**SUPPLIED RECORDS**:
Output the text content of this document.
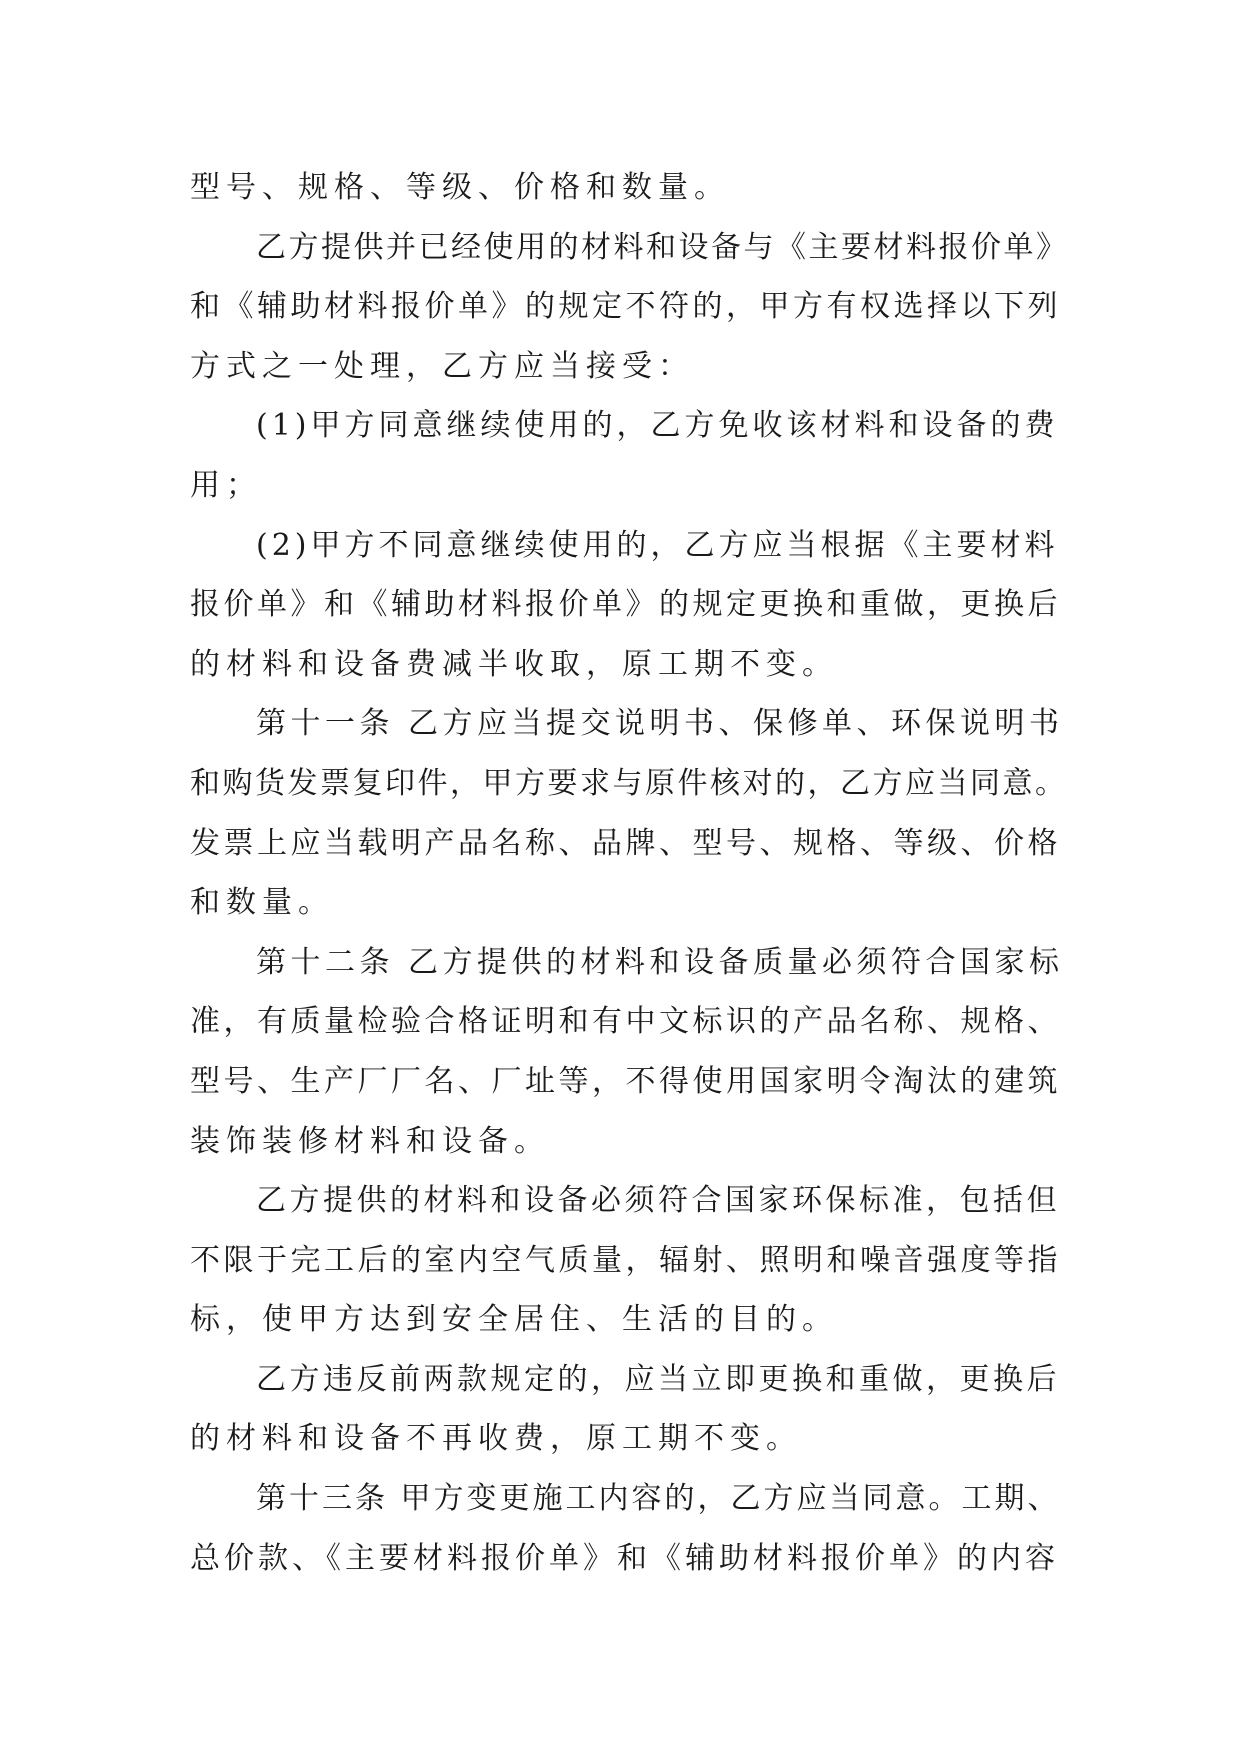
型号、规格、等级、价格和数量。
乙方提供并已经使用的材料和设备与《主要材料报价单》
和《辅助材料报价单》的规定不符的，甲方有权选择以下列
方式之一处理，乙方应当接受：
(1)甲方同意继续使用的，乙方免收该材料和设备的费
用；
(2)甲方不同意继续使用的，乙方应当根据《主要材料
报价单》和《辅助材料报价单》的规定更换和重做，更换后
的材料和设备费减半收取，原工期不变。
第十一条 乙方应当提交说明书、保修单、环保说明书
和购货发票复印件，甲方要求与原件核对的，乙方应当同意。
发票上应当载明产品名称、品牌、型号、规格、等级、价格
和数量。
第十二条 乙方提供的材料和设备质量必须符合国家标
准，有质量检验合格证明和有中文标识的产品名称、规格、
型号、生产厂厂名、厂址等，不得使用国家明令淘汰的建筑
装饰装修材料和设备。
乙方提供的材料和设备必须符合国家环保标准，包括但
不限于完工后的室内空气质量，辐射、照明和噪音强度等指
标，使甲方达到安全居住、生活的目的。
乙方违反前两款规定的，应当立即更换和重做，更换后
的材料和设备不再收费，原工期不变。
第十三条 甲方变更施工内容的，乙方应当同意。工期、
总价款、《主要材料报价单》和《辅助材料报价单》的内容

**GOAL OF THE EXERCISE**: Give the count of lines that hold the word "主要材料报价单", with nothing added.

**TASK SOLUTION**: 2